*** TEXTE FOURNI

7,5% en Mongolie Intérieure, Chine.

Aujourd’hui, il apparaît une nouvelle forme de tuberculose dite ultra résistante (XDR-TB).

La tuberculose est considérée comme ultra-résistante (XDR-TB) lorsque, en plus de la résistance aux traitements de première ligne, s’ajoute une résistance aux molécules de la famille des fluoroquinolones (traitements de deuxième ligne). Dans ce cas, les options de traitement sont sérieusement limitées réduisant les chances de guérison du patient.

On observe aujourd’hui environ 40 000 cas par an de tuberculose ultra-résistante dans le monde.

Selon le récent rapport de l’OMS « Anti-Tuberculosis Drug Resistance in the World », sur 81 pays étudiés, 45 pays ont enregistré des cas de tuberculose ultra-résistante. Les pays d’Europe de l’Est et d’Asie Centrale enregistrent le plus grand nombre de cas de tuberculose ultra-résistante avec dans certains pays, des situations extrêmement préoccupantes où les formes ultra-résistantes peuvent représenter un quart des tuberculoses multi-résistantes (Estonie).

******

D'après le texte sur la tuberculose ultra-résistante, pourquoi les chances de guérison du patient sont-elles réduites dans le cas de la XDR-TB ? Répondez en une à trois phrases.

*** ENTRÉES PRÉSENTÉES

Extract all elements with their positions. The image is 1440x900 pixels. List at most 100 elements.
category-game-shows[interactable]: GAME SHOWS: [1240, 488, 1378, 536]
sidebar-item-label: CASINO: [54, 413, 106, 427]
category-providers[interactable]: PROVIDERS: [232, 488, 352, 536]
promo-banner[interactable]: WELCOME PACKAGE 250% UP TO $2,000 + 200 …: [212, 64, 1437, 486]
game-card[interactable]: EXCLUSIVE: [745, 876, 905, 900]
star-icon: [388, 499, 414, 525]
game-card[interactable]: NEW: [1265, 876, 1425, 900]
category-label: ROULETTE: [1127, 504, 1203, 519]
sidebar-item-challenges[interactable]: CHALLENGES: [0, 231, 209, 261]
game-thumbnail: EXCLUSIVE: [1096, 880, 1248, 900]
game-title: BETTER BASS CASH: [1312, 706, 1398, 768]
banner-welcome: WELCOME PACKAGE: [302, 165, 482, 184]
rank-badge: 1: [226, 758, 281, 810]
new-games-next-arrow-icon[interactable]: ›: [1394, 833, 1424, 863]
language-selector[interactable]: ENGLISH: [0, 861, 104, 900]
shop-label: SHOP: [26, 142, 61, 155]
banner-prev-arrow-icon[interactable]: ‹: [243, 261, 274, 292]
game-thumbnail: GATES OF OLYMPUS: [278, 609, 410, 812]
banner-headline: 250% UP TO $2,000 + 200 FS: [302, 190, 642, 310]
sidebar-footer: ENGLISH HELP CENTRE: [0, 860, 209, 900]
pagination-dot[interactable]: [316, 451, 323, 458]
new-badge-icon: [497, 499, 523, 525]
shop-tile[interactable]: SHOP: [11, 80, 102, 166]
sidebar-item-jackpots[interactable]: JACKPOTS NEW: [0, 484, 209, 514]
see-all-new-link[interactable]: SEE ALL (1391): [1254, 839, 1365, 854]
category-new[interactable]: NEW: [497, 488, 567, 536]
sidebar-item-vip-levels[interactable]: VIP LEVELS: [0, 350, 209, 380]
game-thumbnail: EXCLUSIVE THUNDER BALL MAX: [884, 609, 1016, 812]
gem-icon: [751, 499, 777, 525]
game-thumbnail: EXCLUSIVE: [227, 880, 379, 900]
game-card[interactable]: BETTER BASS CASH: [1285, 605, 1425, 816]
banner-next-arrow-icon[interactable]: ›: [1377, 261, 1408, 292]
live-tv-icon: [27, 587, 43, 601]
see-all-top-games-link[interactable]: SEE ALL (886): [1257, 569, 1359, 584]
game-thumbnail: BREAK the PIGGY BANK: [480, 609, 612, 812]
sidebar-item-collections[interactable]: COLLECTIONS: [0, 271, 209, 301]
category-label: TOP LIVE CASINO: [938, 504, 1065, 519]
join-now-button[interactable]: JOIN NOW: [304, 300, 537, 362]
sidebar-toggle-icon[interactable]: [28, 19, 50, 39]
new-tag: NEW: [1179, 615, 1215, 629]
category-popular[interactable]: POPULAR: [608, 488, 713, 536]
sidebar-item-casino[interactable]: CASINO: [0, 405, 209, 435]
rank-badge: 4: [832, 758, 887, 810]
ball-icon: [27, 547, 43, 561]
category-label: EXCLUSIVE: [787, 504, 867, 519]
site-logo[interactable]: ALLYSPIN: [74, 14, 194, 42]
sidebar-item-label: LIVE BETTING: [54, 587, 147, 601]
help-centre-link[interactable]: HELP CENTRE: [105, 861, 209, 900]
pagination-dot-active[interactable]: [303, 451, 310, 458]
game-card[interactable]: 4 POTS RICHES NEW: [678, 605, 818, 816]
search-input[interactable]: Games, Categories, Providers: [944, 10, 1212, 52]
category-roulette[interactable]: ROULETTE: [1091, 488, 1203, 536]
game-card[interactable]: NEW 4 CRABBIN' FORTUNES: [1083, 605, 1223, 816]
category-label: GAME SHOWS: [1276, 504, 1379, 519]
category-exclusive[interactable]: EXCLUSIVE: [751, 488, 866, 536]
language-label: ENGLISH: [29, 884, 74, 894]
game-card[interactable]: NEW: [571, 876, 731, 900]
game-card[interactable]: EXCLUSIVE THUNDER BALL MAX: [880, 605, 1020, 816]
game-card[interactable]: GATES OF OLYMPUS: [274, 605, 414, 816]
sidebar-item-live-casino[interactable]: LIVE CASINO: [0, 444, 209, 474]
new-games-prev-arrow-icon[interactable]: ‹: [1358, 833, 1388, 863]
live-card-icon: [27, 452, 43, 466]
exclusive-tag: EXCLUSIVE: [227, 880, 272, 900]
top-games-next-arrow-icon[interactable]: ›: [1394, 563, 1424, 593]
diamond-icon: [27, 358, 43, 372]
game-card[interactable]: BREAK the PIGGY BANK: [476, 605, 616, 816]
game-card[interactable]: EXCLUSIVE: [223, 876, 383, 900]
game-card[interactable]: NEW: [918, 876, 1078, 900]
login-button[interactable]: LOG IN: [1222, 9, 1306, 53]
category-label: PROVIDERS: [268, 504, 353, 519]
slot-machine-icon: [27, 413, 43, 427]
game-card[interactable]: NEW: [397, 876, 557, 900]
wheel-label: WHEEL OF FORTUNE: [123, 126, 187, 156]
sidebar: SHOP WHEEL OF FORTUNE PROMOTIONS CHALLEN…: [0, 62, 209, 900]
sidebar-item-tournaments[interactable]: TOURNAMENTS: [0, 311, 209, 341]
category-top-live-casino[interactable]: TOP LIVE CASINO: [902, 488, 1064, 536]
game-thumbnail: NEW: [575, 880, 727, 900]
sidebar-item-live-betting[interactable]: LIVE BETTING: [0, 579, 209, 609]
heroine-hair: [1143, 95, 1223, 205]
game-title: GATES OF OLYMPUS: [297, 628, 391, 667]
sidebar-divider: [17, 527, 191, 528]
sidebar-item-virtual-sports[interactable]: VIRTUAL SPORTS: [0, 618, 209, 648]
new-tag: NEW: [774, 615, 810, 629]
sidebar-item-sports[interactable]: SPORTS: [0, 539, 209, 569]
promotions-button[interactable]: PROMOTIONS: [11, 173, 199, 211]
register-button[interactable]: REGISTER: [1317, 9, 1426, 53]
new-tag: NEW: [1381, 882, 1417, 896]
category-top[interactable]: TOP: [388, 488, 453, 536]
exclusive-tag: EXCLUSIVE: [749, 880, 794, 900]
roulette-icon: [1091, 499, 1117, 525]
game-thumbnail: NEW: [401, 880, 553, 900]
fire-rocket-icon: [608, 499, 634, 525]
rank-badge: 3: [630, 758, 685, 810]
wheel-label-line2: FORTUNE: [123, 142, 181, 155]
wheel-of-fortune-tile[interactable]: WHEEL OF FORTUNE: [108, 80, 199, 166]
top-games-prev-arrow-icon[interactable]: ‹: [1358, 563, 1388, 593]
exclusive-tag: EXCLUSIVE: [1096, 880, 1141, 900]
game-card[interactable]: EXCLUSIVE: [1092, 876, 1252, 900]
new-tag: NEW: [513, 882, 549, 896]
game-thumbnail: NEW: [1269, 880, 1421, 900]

******

### [RÉPONSE RÉDIGÉE]
Dans la tuberculose ultra-résistante, une résistance aux fluoroquinolones, qui sont des traitements de deuxième ligne, s'ajoute à la résistance aux traitements de première ligne. Les options de traitement sont alors sérieusement limitées, ce qui réduit les chances de guérison du patient.